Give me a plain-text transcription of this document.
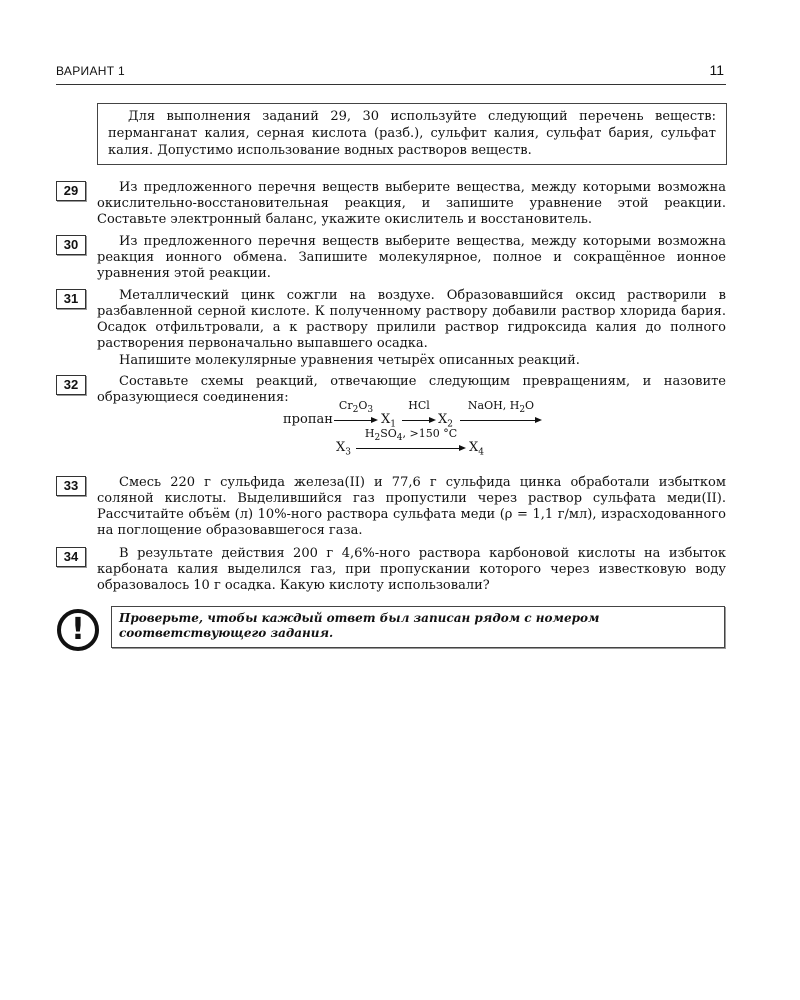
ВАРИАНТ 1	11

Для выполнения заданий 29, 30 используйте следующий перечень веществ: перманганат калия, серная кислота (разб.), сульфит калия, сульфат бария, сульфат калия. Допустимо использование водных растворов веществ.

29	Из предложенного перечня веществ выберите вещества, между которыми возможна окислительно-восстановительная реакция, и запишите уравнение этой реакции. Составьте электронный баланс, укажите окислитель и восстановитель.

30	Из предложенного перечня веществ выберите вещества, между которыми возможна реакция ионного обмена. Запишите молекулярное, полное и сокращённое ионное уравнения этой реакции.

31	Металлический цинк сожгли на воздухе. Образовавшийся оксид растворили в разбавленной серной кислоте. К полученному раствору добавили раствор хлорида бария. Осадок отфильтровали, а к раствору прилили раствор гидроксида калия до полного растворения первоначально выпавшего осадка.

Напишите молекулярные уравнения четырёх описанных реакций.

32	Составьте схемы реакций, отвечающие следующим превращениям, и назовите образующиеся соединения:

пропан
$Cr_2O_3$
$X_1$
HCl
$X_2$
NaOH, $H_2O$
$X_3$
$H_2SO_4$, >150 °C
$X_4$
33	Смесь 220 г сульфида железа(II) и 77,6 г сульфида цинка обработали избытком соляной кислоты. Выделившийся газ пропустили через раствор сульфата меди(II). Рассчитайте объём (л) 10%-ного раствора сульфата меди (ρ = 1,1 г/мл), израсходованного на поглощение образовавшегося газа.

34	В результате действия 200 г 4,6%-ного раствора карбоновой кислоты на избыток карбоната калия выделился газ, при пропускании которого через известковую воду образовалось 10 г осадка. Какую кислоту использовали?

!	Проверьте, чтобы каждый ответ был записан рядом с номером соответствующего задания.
_ _ _ _ _
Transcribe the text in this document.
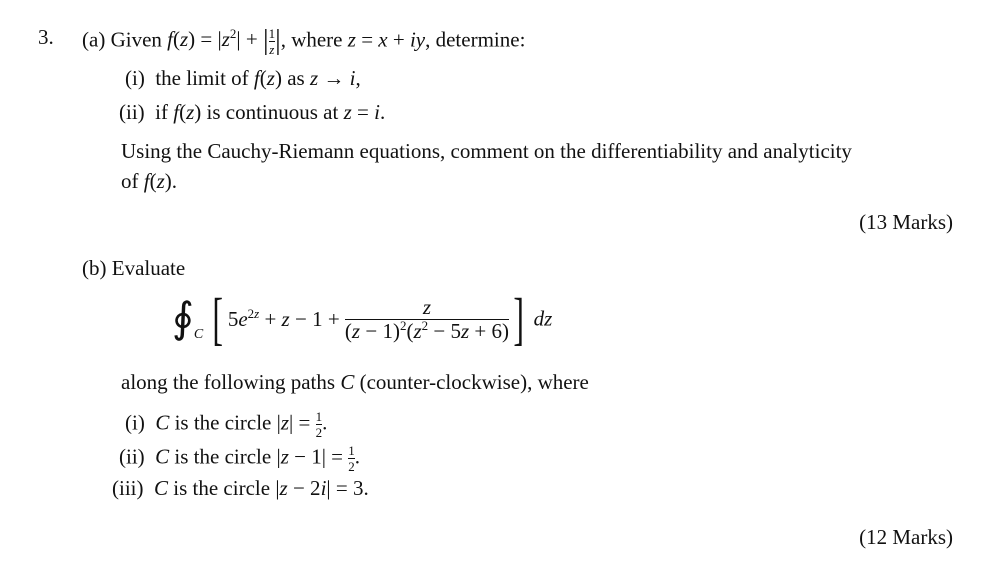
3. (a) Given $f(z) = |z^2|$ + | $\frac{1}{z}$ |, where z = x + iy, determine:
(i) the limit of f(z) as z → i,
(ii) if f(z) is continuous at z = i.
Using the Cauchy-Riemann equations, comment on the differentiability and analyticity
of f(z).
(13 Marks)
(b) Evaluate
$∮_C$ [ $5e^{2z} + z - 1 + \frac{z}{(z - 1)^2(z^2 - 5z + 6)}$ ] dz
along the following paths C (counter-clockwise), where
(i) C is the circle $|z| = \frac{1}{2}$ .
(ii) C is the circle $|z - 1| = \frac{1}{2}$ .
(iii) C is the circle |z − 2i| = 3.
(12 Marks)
_ _ _ _ _
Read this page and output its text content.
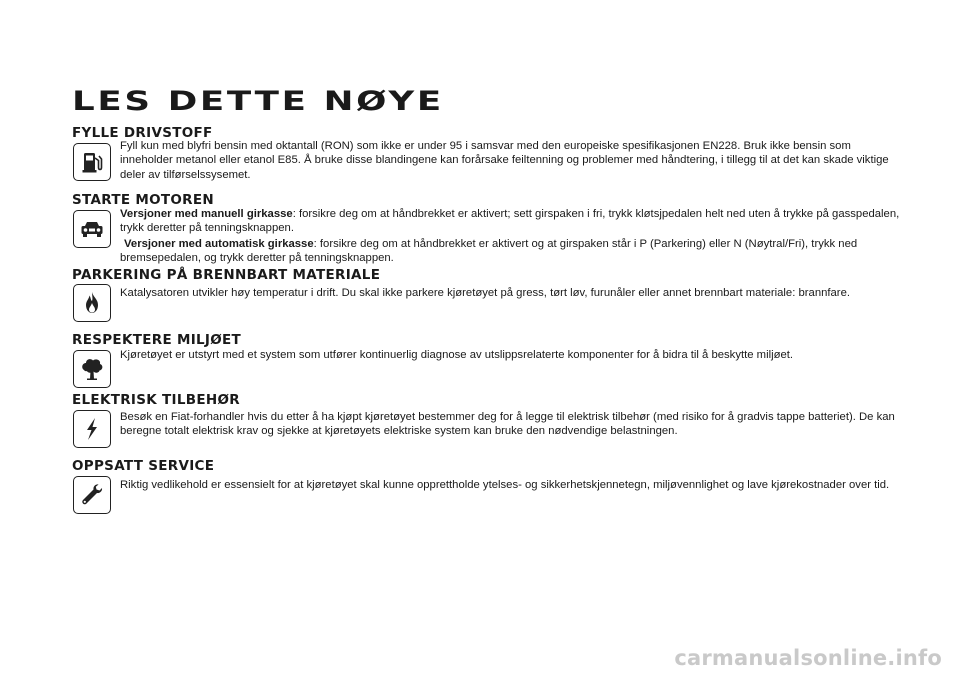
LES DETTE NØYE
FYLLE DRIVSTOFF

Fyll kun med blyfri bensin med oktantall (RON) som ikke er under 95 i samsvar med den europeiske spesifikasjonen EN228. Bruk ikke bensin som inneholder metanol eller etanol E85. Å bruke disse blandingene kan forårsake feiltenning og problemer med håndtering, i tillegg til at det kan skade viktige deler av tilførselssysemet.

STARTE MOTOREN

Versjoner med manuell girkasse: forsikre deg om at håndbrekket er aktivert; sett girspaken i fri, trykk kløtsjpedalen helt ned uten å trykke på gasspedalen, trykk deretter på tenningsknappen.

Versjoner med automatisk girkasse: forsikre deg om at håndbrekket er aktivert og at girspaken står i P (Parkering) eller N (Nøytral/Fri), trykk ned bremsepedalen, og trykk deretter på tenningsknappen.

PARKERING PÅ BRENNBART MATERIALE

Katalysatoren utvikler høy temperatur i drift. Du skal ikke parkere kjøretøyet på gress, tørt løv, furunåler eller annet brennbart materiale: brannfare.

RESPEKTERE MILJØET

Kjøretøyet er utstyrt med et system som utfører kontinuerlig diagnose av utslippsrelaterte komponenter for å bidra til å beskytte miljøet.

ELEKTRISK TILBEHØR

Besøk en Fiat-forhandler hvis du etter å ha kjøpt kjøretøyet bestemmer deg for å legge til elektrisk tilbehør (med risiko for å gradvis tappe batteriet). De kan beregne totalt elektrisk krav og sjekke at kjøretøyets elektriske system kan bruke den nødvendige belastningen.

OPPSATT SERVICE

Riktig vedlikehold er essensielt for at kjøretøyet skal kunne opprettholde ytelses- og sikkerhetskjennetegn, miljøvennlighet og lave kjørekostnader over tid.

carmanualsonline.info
_ _ _ _ _
From the listing, copy each line containing the word "circle".

(i) C is the circle $|z| = \frac{1}{2}$ .
(ii) C is the circle $|z - 1| = \frac{1}{2}$ .
(iii) C is the circle |z − 2i| = 3.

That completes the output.